[Material to process Boundary: Start]
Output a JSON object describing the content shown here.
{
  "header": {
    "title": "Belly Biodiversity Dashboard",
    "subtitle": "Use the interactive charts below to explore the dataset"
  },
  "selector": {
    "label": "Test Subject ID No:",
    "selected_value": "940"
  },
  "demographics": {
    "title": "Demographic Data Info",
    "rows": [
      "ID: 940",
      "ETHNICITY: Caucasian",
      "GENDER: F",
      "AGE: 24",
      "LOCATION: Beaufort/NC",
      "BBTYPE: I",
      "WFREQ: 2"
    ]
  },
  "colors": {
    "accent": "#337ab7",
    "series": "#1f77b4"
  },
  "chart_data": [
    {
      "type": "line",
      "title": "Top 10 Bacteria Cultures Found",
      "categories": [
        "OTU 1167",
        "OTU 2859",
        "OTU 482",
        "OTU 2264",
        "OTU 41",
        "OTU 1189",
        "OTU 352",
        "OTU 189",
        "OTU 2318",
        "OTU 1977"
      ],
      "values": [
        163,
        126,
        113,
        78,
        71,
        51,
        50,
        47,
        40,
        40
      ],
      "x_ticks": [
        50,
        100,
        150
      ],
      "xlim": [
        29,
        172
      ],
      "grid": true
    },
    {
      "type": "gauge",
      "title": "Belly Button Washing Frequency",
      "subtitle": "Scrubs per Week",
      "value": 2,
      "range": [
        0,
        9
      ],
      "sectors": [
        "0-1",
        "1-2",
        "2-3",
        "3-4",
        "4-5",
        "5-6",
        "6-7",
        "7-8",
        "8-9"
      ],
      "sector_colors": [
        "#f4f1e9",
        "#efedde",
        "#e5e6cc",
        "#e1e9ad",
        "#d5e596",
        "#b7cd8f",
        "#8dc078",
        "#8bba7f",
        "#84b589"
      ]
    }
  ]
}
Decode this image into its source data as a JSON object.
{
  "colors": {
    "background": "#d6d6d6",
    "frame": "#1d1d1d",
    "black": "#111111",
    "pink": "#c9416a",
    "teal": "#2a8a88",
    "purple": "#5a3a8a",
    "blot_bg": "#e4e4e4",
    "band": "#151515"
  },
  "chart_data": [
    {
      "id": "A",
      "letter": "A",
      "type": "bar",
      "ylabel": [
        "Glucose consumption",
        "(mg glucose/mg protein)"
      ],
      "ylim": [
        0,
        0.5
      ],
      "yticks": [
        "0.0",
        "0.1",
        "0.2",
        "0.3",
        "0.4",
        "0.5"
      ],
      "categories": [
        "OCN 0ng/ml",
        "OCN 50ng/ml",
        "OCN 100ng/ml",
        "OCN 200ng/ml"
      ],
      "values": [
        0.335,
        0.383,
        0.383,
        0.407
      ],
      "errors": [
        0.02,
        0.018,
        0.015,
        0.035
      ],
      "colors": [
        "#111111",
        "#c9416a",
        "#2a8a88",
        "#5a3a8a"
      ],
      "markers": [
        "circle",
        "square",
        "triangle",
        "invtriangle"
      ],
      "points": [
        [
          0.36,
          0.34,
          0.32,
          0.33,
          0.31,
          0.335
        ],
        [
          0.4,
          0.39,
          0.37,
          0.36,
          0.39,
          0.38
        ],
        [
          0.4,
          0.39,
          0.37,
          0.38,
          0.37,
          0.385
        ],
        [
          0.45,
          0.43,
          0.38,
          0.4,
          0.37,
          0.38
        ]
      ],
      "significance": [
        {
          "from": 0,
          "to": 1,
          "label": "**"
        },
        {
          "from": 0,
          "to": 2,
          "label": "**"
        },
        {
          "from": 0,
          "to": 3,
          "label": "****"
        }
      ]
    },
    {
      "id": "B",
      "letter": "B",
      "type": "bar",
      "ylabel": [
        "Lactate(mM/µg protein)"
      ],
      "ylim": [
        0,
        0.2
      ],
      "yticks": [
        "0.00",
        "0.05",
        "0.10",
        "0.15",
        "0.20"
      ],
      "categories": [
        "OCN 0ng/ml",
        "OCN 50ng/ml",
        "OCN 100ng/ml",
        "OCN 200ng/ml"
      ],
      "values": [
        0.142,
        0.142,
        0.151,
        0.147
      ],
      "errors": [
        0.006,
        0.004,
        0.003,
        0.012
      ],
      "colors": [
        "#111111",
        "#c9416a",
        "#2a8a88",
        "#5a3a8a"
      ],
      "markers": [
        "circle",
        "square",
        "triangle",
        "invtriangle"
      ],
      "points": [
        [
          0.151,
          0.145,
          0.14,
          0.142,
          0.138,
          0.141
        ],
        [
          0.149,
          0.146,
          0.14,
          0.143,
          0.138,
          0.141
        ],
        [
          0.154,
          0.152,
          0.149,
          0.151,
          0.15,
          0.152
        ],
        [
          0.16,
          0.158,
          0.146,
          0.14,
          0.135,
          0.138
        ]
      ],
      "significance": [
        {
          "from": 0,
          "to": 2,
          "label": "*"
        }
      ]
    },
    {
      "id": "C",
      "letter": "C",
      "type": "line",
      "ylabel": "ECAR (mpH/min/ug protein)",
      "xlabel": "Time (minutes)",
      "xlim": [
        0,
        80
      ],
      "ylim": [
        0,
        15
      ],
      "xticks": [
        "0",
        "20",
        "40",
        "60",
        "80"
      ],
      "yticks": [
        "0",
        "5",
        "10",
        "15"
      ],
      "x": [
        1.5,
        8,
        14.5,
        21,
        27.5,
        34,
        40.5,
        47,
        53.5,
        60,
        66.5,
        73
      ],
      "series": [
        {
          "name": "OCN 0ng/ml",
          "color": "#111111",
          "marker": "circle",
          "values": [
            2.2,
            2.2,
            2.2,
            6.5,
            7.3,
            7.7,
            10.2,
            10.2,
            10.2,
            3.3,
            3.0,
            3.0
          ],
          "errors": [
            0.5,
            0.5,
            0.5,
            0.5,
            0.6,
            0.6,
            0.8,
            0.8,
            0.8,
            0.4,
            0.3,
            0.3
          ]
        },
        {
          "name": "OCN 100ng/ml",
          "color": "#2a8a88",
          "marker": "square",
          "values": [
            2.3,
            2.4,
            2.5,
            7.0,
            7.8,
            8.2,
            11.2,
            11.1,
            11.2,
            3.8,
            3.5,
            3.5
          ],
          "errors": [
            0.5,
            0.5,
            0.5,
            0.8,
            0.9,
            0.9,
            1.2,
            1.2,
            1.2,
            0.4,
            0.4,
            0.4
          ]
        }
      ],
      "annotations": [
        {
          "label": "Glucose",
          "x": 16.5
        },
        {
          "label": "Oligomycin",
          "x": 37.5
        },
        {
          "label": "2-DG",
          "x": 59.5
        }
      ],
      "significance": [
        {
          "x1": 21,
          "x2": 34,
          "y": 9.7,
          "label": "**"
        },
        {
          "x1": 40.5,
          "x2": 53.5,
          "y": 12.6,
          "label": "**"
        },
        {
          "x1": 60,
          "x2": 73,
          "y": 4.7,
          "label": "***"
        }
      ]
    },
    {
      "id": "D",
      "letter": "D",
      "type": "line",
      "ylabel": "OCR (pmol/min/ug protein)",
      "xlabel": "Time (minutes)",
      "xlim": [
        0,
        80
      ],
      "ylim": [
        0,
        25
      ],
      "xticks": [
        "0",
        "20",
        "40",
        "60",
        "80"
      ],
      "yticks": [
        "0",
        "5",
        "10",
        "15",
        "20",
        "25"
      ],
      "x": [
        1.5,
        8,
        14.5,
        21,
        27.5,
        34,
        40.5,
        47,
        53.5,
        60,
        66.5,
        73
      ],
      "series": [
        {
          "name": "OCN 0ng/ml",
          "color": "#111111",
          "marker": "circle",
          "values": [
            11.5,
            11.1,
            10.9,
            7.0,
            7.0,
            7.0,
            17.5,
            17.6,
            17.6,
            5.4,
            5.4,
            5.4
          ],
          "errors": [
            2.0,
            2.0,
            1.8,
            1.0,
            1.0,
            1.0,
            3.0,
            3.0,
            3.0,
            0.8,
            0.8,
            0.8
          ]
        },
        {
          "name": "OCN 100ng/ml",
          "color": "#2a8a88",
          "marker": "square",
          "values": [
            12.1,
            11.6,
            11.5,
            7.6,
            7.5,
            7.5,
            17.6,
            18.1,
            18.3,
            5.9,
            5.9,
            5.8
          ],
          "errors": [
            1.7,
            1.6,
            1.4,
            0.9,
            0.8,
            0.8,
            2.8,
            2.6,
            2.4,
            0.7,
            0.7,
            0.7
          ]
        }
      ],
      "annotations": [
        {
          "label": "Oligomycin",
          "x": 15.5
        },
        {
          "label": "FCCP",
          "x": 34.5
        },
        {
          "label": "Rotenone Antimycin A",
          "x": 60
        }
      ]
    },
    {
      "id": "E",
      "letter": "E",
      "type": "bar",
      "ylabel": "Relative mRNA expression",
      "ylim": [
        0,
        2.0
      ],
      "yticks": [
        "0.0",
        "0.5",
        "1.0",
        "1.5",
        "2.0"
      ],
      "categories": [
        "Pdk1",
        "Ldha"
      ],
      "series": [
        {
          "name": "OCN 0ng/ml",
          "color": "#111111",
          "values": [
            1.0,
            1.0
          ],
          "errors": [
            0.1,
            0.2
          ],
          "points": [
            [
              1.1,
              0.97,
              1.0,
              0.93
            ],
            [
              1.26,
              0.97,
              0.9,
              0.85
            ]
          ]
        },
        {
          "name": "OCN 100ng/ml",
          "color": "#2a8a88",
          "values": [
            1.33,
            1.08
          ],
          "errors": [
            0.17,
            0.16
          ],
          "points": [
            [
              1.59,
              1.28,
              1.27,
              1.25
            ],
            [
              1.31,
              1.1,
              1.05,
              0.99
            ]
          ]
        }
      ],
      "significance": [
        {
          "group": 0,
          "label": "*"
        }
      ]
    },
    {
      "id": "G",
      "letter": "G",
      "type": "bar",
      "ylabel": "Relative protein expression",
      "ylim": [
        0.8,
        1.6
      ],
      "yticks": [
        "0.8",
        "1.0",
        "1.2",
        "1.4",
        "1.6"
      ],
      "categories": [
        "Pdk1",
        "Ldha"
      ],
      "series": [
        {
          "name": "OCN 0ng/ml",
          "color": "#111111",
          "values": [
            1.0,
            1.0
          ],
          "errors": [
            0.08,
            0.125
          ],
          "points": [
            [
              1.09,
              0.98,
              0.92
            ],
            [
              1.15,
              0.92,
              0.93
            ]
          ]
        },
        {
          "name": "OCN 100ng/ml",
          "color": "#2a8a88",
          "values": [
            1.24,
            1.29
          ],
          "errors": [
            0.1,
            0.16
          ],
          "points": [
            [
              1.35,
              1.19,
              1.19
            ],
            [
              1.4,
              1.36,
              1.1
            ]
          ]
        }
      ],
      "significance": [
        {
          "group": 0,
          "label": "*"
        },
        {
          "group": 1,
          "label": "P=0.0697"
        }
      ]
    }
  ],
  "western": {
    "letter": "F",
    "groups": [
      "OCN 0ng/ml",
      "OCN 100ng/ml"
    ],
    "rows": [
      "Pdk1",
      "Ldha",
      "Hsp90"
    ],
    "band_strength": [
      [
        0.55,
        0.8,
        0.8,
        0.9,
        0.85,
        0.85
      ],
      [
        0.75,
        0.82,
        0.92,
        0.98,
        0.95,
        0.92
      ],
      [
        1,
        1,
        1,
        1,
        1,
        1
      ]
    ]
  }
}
[Material to process Boundary: End]
Exercise directions
Go through the entries and copy each line holding the string "ylabel".

Solution for this exercise
      "ylabel": [
      "ylabel": [
      "ylabel": "ECAR (mpH/min/ug protein)",
      "ylabel": "OCR (pmol/min/ug protein)",
      "ylabel": "Relative mRNA expression",
      "ylabel": "Relative protein expression",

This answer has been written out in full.